Begin

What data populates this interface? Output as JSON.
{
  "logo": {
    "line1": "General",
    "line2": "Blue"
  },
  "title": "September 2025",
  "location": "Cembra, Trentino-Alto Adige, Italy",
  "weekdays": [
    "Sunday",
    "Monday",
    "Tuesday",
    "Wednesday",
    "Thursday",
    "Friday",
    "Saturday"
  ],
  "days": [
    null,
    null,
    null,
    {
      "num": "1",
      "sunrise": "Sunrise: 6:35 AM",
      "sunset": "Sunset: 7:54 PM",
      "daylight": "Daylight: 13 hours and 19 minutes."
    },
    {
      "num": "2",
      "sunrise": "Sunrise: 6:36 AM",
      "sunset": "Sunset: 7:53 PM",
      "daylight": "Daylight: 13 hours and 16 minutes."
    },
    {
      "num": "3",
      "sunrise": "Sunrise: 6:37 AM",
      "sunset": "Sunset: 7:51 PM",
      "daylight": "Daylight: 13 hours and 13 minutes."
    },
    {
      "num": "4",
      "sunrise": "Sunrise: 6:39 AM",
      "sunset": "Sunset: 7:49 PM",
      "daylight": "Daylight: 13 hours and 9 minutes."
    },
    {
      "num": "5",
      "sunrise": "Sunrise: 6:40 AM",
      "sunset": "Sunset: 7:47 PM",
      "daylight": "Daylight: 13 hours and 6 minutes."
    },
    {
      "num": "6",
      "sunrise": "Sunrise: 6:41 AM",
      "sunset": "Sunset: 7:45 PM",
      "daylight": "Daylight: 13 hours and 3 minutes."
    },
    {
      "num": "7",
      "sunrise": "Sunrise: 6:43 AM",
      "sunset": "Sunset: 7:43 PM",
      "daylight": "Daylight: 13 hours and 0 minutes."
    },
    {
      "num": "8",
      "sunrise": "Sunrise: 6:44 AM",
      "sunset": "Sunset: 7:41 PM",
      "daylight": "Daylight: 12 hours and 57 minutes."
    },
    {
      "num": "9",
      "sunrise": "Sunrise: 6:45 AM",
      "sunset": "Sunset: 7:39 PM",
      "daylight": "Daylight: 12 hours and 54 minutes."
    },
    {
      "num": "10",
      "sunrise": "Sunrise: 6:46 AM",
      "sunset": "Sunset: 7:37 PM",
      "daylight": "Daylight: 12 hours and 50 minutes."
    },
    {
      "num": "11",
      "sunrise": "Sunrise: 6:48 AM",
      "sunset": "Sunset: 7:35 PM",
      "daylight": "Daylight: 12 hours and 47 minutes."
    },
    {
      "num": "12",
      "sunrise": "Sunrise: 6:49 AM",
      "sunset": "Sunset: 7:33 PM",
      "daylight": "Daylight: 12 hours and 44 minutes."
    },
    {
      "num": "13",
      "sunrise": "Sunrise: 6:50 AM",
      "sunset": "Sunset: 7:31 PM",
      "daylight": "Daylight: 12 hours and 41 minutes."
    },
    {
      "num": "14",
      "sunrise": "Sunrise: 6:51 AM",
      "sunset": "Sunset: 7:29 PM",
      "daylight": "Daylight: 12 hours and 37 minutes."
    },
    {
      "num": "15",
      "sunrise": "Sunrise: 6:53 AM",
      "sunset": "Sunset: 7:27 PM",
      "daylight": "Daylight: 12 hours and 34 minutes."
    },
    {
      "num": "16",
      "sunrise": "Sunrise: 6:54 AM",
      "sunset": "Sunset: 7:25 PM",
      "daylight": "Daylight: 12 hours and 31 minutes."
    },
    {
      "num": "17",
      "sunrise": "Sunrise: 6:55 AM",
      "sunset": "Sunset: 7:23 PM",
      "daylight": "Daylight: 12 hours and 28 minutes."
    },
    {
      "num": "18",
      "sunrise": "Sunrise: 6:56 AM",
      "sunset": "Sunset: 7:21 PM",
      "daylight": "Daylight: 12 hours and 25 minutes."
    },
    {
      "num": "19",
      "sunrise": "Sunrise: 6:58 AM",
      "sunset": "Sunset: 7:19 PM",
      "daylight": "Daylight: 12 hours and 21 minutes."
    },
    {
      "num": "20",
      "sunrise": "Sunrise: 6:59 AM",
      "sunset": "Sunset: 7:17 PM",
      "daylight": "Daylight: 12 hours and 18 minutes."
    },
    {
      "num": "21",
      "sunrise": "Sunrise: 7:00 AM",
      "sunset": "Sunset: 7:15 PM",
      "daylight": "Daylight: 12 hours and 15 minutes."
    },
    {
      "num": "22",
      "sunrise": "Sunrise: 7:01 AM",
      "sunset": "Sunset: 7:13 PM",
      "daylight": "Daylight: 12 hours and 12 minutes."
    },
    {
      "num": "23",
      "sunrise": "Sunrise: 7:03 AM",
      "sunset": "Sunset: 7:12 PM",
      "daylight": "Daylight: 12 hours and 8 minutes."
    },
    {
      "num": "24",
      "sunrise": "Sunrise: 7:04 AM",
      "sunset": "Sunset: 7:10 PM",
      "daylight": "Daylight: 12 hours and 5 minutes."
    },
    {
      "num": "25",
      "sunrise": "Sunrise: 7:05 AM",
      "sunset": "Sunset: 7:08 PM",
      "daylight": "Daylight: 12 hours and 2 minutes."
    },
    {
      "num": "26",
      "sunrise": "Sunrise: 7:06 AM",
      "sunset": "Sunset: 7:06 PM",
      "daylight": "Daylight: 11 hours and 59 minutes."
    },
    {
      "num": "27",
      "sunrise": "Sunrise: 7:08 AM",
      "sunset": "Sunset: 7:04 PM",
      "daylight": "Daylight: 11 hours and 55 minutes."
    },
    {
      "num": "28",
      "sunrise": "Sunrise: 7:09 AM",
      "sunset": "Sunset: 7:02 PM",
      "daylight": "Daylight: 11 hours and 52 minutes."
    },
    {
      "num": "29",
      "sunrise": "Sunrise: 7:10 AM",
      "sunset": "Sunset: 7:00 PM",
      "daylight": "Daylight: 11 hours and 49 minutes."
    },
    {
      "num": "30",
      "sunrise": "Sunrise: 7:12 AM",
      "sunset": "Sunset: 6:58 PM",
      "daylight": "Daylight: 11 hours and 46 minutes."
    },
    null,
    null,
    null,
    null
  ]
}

End

§ **EXERCISE**: Write down the full listing again, exactly.

§ **OUTPUT**:
What data populates this interface? Output as JSON.
{
  "logo": {
    "line1": "General",
    "line2": "Blue"
  },
  "title": "September 2025",
  "location": "Cembra, Trentino-Alto Adige, Italy",
  "weekdays": [
    "Sunday",
    "Monday",
    "Tuesday",
    "Wednesday",
    "Thursday",
    "Friday",
    "Saturday"
  ],
  "days": [
    null,
    null,
    null,
    {
      "num": "1",
      "sunrise": "Sunrise: 6:35 AM",
      "sunset": "Sunset: 7:54 PM",
      "daylight": "Daylight: 13 hours and 19 minutes."
    },
    {
      "num": "2",
      "sunrise": "Sunrise: 6:36 AM",
      "sunset": "Sunset: 7:53 PM",
      "daylight": "Daylight: 13 hours and 16 minutes."
    },
    {
      "num": "3",
      "sunrise": "Sunrise: 6:37 AM",
      "sunset": "Sunset: 7:51 PM",
      "daylight": "Daylight: 13 hours and 13 minutes."
    },
    {
      "num": "4",
      "sunrise": "Sunrise: 6:39 AM",
      "sunset": "Sunset: 7:49 PM",
      "daylight": "Daylight: 13 hours and 9 minutes."
    },
    {
      "num": "5",
      "sunrise": "Sunrise: 6:40 AM",
      "sunset": "Sunset: 7:47 PM",
      "daylight": "Daylight: 13 hours and 6 minutes."
    },
    {
      "num": "6",
      "sunrise": "Sunrise: 6:41 AM",
      "sunset": "Sunset: 7:45 PM",
      "daylight": "Daylight: 13 hours and 3 minutes."
    },
    {
      "num": "7",
      "sunrise": "Sunrise: 6:43 AM",
      "sunset": "Sunset: 7:43 PM",
      "daylight": "Daylight: 13 hours and 0 minutes."
    },
    {
      "num": "8",
      "sunrise": "Sunrise: 6:44 AM",
      "sunset": "Sunset: 7:41 PM",
      "daylight": "Daylight: 12 hours and 57 minutes."
    },
    {
      "num": "9",
      "sunrise": "Sunrise: 6:45 AM",
      "sunset": "Sunset: 7:39 PM",
      "daylight": "Daylight: 12 hours and 54 minutes."
    },
    {
      "num": "10",
      "sunrise": "Sunrise: 6:46 AM",
      "sunset": "Sunset: 7:37 PM",
      "daylight": "Daylight: 12 hours and 50 minutes."
    },
    {
      "num": "11",
      "sunrise": "Sunrise: 6:48 AM",
      "sunset": "Sunset: 7:35 PM",
      "daylight": "Daylight: 12 hours and 47 minutes."
    },
    {
      "num": "12",
      "sunrise": "Sunrise: 6:49 AM",
      "sunset": "Sunset: 7:33 PM",
      "daylight": "Daylight: 12 hours and 44 minutes."
    },
    {
      "num": "13",
      "sunrise": "Sunrise: 6:50 AM",
      "sunset": "Sunset: 7:31 PM",
      "daylight": "Daylight: 12 hours and 41 minutes."
    },
    {
      "num": "14",
      "sunrise": "Sunrise: 6:51 AM",
      "sunset": "Sunset: 7:29 PM",
      "daylight": "Daylight: 12 hours and 37 minutes."
    },
    {
      "num": "15",
      "sunrise": "Sunrise: 6:53 AM",
      "sunset": "Sunset: 7:27 PM",
      "daylight": "Daylight: 12 hours and 34 minutes."
    },
    {
      "num": "16",
      "sunrise": "Sunrise: 6:54 AM",
      "sunset": "Sunset: 7:25 PM",
      "daylight": "Daylight: 12 hours and 31 minutes."
    },
    {
      "num": "17",
      "sunrise": "Sunrise: 6:55 AM",
      "sunset": "Sunset: 7:23 PM",
      "daylight": "Daylight: 12 hours and 28 minutes."
    },
    {
      "num": "18",
      "sunrise": "Sunrise: 6:56 AM",
      "sunset": "Sunset: 7:21 PM",
      "daylight": "Daylight: 12 hours and 25 minutes."
    },
    {
      "num": "19",
      "sunrise": "Sunrise: 6:58 AM",
      "sunset": "Sunset: 7:19 PM",
      "daylight": "Daylight: 12 hours and 21 minutes."
    },
    {
      "num": "20",
      "sunrise": "Sunrise: 6:59 AM",
      "sunset": "Sunset: 7:17 PM",
      "daylight": "Daylight: 12 hours and 18 minutes."
    },
    {
      "num": "21",
      "sunrise": "Sunrise: 7:00 AM",
      "sunset": "Sunset: 7:15 PM",
      "daylight": "Daylight: 12 hours and 15 minutes."
    },
    {
      "num": "22",
      "sunrise": "Sunrise: 7:01 AM",
      "sunset": "Sunset: 7:13 PM",
      "daylight": "Daylight: 12 hours and 12 minutes."
    },
    {
      "num": "23",
      "sunrise": "Sunrise: 7:03 AM",
      "sunset": "Sunset: 7:12 PM",
      "daylight": "Daylight: 12 hours and 8 minutes."
    },
    {
      "num": "24",
      "sunrise": "Sunrise: 7:04 AM",
      "sunset": "Sunset: 7:10 PM",
      "daylight": "Daylight: 12 hours and 5 minutes."
    },
    {
      "num": "25",
      "sunrise": "Sunrise: 7:05 AM",
      "sunset": "Sunset: 7:08 PM",
      "daylight": "Daylight: 12 hours and 2 minutes."
    },
    {
      "num": "26",
      "sunrise": "Sunrise: 7:06 AM",
      "sunset": "Sunset: 7:06 PM",
      "daylight": "Daylight: 11 hours and 59 minutes."
    },
    {
      "num": "27",
      "sunrise": "Sunrise: 7:08 AM",
      "sunset": "Sunset: 7:04 PM",
      "daylight": "Daylight: 11 hours and 55 minutes."
    },
    {
      "num": "28",
      "sunrise": "Sunrise: 7:09 AM",
      "sunset": "Sunset: 7:02 PM",
      "daylight": "Daylight: 11 hours and 52 minutes."
    },
    {
      "num": "29",
      "sunrise": "Sunrise: 7:10 AM",
      "sunset": "Sunset: 7:00 PM",
      "daylight": "Daylight: 11 hours and 49 minutes."
    },
    {
      "num": "30",
      "sunrise": "Sunrise: 7:12 AM",
      "sunset": "Sunset: 6:58 PM",
      "daylight": "Daylight: 11 hours and 46 minutes."
    },
    null,
    null,
    null,
    null
  ]
}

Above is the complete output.